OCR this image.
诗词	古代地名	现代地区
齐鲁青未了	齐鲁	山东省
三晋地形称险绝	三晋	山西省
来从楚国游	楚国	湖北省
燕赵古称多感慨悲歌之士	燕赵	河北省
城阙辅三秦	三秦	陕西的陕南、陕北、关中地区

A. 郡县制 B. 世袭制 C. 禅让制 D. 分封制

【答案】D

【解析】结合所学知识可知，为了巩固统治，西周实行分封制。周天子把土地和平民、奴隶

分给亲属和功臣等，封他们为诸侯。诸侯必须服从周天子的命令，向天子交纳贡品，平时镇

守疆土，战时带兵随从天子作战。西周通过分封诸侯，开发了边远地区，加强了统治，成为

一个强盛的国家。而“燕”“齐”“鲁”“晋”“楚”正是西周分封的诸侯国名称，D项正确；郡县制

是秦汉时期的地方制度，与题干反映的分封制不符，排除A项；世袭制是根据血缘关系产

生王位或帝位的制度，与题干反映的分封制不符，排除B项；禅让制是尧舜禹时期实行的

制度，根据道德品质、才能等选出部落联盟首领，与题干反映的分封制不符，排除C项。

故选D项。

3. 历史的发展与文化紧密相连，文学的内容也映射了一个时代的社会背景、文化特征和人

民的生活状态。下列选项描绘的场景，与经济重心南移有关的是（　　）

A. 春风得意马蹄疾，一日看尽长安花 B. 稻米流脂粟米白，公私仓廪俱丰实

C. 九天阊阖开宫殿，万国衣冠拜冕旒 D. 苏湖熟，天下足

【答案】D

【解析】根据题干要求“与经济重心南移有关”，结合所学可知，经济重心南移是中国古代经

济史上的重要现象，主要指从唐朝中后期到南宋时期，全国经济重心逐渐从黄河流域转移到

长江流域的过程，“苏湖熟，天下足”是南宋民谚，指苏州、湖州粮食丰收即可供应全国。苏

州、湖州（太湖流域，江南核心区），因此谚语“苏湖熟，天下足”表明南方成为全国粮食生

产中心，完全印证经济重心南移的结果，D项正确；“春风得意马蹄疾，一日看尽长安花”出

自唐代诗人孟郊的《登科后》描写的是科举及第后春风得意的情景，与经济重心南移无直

### WORK TO COMPLETE
Copy out all the entries shown above, character for character.

### RESULT
OCR this image.
诗词	古代地名	现代地区
齐鲁青未了	齐鲁	山东省
三晋地形称险绝	三晋	山西省
来从楚国游	楚国	湖北省
燕赵古称多感慨悲歌之士	燕赵	河北省
城阙辅三秦	三秦	陕西的陕南、陕北、关中地区

A. 郡县制 B. 世袭制 C. 禅让制 D. 分封制

【答案】D

【解析】结合所学知识可知，为了巩固统治，西周实行分封制。周天子把土地和平民、奴隶

分给亲属和功臣等，封他们为诸侯。诸侯必须服从周天子的命令，向天子交纳贡品，平时镇

守疆土，战时带兵随从天子作战。西周通过分封诸侯，开发了边远地区，加强了统治，成为

一个强盛的国家。而“燕”“齐”“鲁”“晋”“楚”正是西周分封的诸侯国名称，D项正确；郡县制

是秦汉时期的地方制度，与题干反映的分封制不符，排除A项；世袭制是根据血缘关系产

生王位或帝位的制度，与题干反映的分封制不符，排除B项；禅让制是尧舜禹时期实行的

制度，根据道德品质、才能等选出部落联盟首领，与题干反映的分封制不符，排除C项。

故选D项。

3. 历史的发展与文化紧密相连，文学的内容也映射了一个时代的社会背景、文化特征和人

民的生活状态。下列选项描绘的场景，与经济重心南移有关的是（　　）

A. 春风得意马蹄疾，一日看尽长安花 B. 稻米流脂粟米白，公私仓廪俱丰实

C. 九天阊阖开宫殿，万国衣冠拜冕旒 D. 苏湖熟，天下足

【答案】D

【解析】根据题干要求“与经济重心南移有关”，结合所学可知，经济重心南移是中国古代经

济史上的重要现象，主要指从唐朝中后期到南宋时期，全国经济重心逐渐从黄河流域转移到

长江流域的过程，“苏湖熟，天下足”是南宋民谚，指苏州、湖州粮食丰收即可供应全国。苏

州、湖州（太湖流域，江南核心区），因此谚语“苏湖熟，天下足”表明南方成为全国粮食生

产中心，完全印证经济重心南移的结果，D项正确；“春风得意马蹄疾，一日看尽长安花”出

自唐代诗人孟郊的《登科后》描写的是科举及第后春风得意的情景，与经济重心南移无直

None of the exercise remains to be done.